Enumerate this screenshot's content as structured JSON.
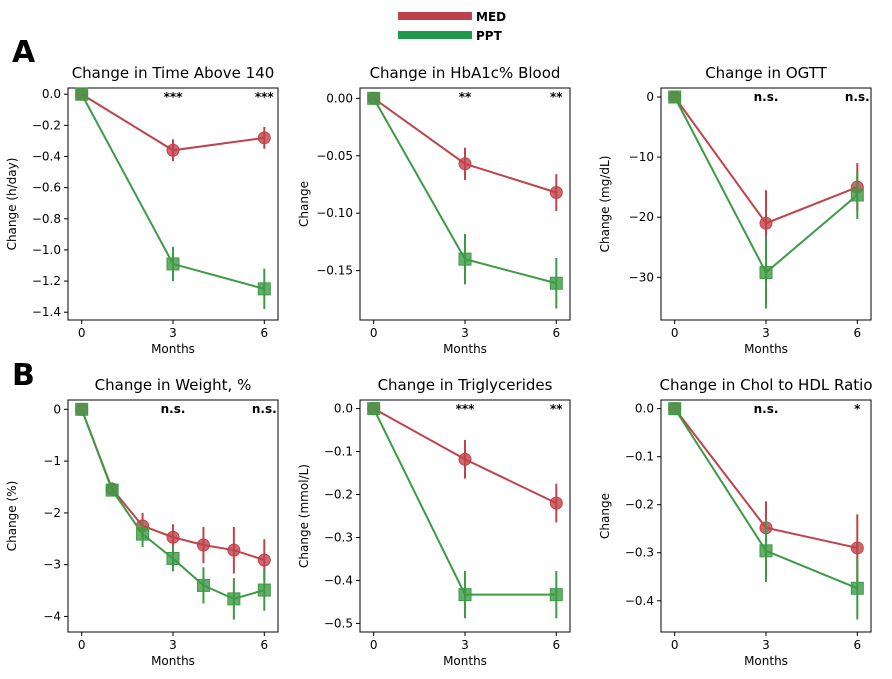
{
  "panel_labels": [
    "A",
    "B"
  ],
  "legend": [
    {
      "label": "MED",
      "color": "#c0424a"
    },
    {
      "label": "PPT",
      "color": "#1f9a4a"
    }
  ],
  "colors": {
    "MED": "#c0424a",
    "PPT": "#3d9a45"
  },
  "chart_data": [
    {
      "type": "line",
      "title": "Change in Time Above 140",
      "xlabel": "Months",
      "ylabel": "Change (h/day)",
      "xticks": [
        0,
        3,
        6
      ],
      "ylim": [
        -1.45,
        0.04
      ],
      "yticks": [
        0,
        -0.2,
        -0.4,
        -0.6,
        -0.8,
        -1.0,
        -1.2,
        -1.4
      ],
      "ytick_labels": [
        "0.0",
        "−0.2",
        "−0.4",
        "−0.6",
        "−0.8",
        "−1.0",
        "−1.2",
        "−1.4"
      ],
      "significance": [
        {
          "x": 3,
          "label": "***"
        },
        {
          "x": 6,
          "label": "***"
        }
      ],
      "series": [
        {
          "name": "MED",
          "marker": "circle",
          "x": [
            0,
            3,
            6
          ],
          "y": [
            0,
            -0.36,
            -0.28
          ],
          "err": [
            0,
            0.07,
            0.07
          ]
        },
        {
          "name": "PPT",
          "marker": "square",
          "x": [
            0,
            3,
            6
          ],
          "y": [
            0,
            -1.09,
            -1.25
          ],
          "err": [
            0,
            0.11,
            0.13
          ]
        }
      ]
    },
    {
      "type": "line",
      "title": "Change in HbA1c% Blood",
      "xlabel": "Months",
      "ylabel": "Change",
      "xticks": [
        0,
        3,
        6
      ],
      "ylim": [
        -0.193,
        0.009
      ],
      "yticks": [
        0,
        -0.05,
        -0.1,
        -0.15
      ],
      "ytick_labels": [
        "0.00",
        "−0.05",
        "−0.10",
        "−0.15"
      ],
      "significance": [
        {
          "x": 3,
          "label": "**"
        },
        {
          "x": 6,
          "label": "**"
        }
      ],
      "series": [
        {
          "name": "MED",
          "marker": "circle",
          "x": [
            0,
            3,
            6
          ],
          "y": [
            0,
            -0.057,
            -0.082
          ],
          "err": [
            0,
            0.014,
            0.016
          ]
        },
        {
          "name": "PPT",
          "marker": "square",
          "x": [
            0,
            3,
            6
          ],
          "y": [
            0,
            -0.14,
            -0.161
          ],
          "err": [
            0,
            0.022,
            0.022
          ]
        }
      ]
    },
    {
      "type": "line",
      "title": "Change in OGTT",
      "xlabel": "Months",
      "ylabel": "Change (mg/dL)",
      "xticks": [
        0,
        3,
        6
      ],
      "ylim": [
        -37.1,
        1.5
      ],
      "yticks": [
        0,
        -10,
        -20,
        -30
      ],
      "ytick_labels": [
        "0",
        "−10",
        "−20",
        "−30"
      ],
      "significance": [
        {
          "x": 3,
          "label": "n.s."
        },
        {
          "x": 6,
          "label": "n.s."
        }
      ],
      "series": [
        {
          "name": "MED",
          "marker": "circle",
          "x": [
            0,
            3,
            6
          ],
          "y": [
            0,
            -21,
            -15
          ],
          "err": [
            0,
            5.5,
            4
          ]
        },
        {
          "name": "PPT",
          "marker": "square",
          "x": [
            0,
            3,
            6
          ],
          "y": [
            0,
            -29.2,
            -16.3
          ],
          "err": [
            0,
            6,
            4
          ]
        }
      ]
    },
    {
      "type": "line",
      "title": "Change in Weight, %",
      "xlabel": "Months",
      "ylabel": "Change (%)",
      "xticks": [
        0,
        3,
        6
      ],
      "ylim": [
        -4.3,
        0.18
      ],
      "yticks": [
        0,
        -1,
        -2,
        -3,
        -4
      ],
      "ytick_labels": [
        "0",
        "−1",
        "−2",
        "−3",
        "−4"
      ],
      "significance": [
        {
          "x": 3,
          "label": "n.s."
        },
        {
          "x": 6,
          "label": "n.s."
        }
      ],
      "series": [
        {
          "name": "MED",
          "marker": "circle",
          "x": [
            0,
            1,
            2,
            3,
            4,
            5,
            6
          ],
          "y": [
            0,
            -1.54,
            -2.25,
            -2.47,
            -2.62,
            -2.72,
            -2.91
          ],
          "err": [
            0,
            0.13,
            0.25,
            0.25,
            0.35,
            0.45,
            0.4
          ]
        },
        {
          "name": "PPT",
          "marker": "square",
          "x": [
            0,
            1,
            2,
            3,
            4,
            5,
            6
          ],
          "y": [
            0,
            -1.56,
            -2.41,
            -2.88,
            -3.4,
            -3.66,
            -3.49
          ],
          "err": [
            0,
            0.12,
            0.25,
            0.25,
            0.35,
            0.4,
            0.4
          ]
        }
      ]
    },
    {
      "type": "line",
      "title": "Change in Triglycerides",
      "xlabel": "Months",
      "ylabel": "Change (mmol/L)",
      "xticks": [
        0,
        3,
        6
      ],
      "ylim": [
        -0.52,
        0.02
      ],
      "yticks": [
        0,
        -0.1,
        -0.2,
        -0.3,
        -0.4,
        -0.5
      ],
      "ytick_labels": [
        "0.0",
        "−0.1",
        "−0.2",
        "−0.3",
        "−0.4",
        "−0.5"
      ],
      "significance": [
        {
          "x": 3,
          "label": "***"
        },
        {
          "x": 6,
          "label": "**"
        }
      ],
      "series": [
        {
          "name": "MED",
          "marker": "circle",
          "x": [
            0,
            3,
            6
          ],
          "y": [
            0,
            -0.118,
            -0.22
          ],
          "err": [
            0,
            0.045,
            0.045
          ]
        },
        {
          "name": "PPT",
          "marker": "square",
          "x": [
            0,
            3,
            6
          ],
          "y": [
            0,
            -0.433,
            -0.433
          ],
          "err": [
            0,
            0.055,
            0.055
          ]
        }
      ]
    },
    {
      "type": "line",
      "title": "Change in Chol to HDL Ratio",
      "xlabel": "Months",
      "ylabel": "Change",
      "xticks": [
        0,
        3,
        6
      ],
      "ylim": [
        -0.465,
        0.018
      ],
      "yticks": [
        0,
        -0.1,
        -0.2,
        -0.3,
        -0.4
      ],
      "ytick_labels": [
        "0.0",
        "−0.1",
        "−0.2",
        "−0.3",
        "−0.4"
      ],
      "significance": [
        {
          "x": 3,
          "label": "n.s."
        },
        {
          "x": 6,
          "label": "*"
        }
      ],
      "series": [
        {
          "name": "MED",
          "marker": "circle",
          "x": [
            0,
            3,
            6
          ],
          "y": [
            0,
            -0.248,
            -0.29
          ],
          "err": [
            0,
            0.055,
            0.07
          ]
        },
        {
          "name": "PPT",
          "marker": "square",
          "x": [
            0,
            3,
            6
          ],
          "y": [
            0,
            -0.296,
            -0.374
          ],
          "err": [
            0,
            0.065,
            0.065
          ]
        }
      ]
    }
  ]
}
※ ※ ※
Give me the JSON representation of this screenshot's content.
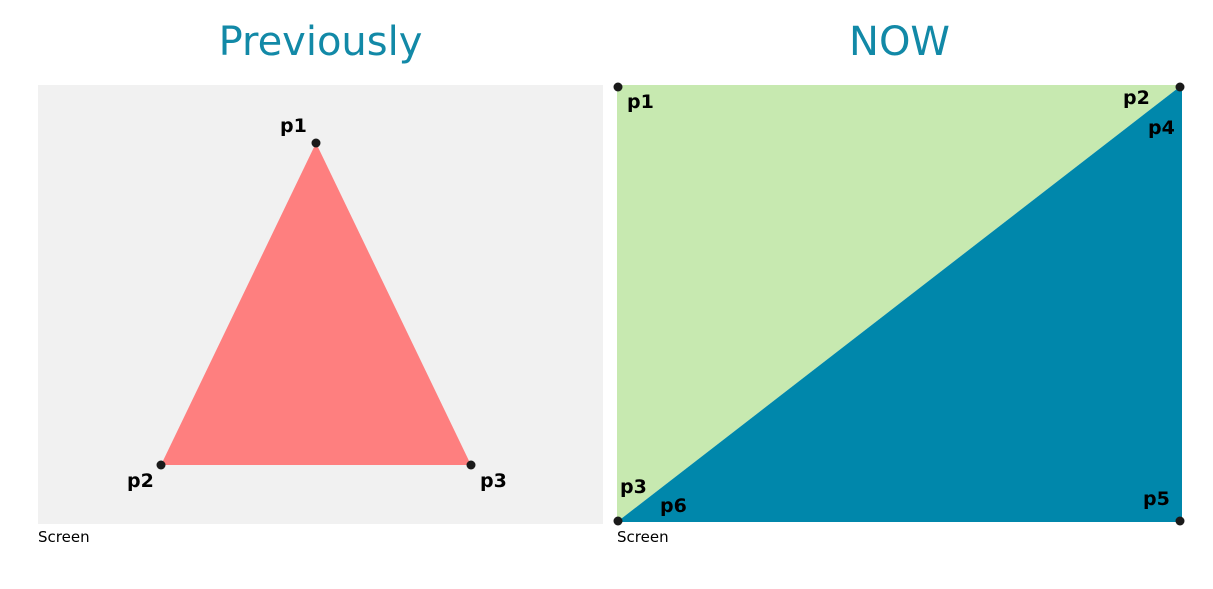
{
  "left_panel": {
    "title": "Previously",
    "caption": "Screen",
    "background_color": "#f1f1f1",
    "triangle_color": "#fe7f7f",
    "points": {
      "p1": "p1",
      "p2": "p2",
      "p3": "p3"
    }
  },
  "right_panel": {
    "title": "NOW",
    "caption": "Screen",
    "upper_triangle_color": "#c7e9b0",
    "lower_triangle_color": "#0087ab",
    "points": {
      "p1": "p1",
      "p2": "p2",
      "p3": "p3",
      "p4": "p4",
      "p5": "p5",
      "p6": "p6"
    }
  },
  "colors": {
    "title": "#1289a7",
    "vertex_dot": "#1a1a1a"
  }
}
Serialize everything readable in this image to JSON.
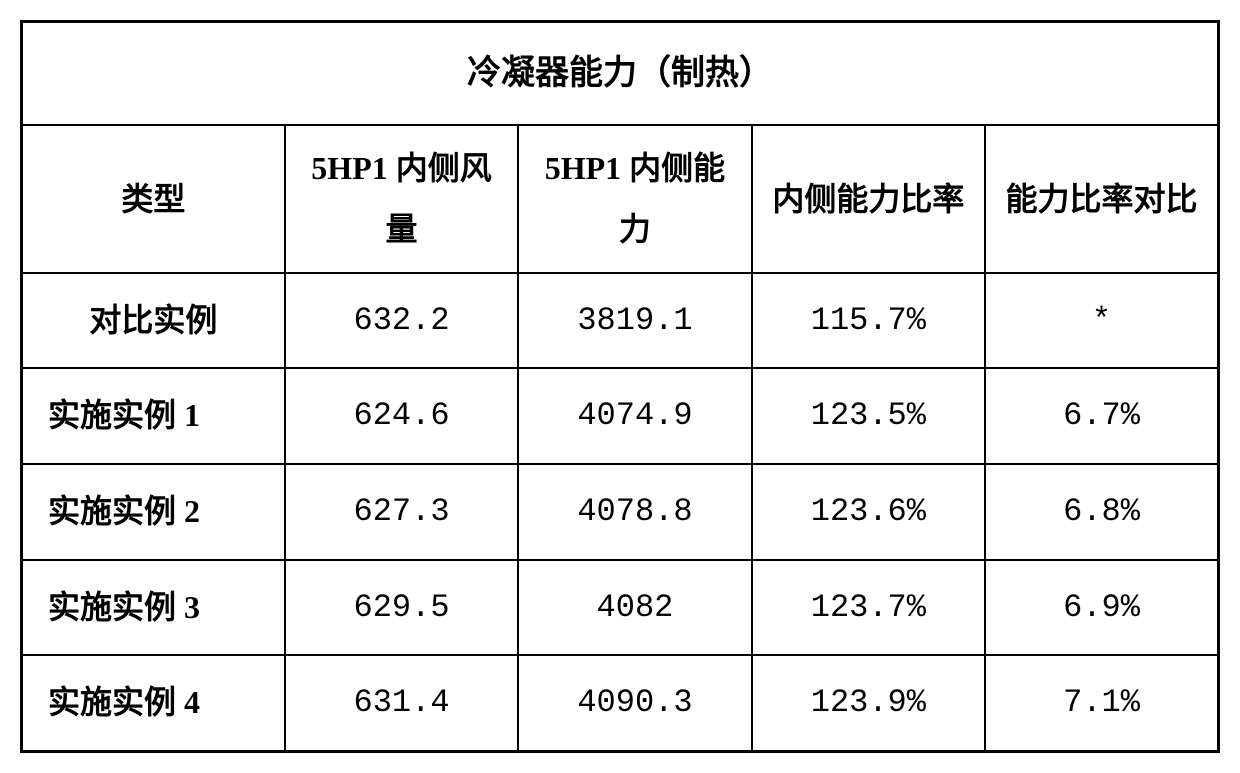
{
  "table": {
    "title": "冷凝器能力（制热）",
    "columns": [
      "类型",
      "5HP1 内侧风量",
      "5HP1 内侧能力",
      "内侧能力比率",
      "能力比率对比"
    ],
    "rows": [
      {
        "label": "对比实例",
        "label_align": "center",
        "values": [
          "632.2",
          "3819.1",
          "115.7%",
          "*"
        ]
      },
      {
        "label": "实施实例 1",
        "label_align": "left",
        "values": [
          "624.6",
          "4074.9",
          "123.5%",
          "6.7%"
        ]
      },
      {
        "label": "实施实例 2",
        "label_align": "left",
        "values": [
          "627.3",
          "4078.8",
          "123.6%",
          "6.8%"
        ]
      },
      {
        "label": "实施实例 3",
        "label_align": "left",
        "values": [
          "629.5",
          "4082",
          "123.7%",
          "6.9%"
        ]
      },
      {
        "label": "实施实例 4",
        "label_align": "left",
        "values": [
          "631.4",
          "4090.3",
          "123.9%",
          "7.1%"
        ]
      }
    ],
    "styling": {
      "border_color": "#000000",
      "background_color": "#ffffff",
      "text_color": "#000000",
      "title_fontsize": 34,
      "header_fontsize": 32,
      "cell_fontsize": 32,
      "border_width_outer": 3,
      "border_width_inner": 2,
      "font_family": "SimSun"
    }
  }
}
※ ※ ※
| TO DO |
Review the material and copy each line in which the word "content" appears.

| WRITTEN SOLUTION |
Enumerate this screenshot's content as structured JSON.
Give me the JSON representation of this screenshot's content.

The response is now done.